* Do this *
Reproduce the material word for word, from its beginning through the line containing "Text: 121: 121 <box>1009 629 1038 645</box>".

* Records for the task *
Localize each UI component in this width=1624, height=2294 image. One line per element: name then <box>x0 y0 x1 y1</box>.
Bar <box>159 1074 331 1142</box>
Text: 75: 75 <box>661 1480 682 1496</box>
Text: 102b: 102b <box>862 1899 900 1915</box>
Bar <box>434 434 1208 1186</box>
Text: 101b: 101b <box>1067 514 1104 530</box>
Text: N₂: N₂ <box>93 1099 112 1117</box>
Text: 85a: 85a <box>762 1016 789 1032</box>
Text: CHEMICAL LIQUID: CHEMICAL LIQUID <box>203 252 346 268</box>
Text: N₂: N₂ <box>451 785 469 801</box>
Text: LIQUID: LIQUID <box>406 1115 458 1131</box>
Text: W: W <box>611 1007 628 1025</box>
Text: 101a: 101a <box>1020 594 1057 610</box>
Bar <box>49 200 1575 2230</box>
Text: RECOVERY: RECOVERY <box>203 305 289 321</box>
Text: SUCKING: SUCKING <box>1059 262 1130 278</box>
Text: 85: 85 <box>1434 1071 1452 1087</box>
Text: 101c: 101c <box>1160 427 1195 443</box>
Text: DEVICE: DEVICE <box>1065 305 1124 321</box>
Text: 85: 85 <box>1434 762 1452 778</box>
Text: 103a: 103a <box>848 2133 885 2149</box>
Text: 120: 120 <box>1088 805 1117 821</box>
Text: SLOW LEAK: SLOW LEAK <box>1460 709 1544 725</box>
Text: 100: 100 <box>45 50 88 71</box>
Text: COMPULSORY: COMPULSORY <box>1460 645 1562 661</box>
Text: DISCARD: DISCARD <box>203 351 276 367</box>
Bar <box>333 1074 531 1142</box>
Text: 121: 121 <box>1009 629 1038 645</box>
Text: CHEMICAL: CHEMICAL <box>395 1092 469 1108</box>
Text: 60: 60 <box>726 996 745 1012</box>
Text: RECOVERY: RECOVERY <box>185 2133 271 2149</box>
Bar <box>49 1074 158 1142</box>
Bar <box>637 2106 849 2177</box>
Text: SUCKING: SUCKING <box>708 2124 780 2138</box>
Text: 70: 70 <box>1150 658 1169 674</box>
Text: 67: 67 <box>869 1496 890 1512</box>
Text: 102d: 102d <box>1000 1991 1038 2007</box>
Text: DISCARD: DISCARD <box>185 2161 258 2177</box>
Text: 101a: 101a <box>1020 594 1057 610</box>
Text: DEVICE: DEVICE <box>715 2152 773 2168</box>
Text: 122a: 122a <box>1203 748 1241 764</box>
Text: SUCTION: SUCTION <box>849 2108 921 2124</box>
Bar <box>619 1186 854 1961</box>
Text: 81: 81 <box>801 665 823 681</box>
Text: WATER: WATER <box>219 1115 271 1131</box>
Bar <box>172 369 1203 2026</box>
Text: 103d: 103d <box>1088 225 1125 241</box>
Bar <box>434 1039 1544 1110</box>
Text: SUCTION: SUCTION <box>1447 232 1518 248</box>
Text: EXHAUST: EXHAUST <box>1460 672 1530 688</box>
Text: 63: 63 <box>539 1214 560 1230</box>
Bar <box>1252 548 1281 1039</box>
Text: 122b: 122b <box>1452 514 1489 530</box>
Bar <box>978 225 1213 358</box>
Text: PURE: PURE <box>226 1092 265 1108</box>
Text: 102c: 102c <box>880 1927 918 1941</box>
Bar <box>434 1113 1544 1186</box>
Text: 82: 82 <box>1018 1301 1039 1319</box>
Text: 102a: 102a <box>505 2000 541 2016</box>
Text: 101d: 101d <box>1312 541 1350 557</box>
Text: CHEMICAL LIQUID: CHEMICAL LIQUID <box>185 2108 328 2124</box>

* Exercise solution *
Localize each UI component in this width=1624, height=2294 image. One line per element: name then <box>x0 y0 x1 y1</box>.
Bar <box>159 1074 331 1142</box>
Text: 75: 75 <box>661 1480 682 1496</box>
Text: 102b: 102b <box>862 1899 900 1915</box>
Bar <box>434 434 1208 1186</box>
Text: 101b: 101b <box>1067 514 1104 530</box>
Text: N₂: N₂ <box>93 1099 112 1117</box>
Text: 85a: 85a <box>762 1016 789 1032</box>
Text: CHEMICAL LIQUID: CHEMICAL LIQUID <box>203 252 346 268</box>
Text: N₂: N₂ <box>451 785 469 801</box>
Text: LIQUID: LIQUID <box>406 1115 458 1131</box>
Text: W: W <box>611 1007 628 1025</box>
Text: 101a: 101a <box>1020 594 1057 610</box>
Bar <box>49 200 1575 2230</box>
Text: RECOVERY: RECOVERY <box>203 305 289 321</box>
Text: SUCKING: SUCKING <box>1059 262 1130 278</box>
Text: 85: 85 <box>1434 1071 1452 1087</box>
Text: 101c: 101c <box>1160 427 1195 443</box>
Text: DEVICE: DEVICE <box>1065 305 1124 321</box>
Text: 85: 85 <box>1434 762 1452 778</box>
Text: 103a: 103a <box>848 2133 885 2149</box>
Text: 120: 120 <box>1088 805 1117 821</box>
Text: SLOW LEAK: SLOW LEAK <box>1460 709 1544 725</box>
Text: 100: 100 <box>45 50 88 71</box>
Text: COMPULSORY: COMPULSORY <box>1460 645 1562 661</box>
Text: DISCARD: DISCARD <box>203 351 276 367</box>
Bar <box>333 1074 531 1142</box>
Text: 121: 121 <box>1009 629 1038 645</box>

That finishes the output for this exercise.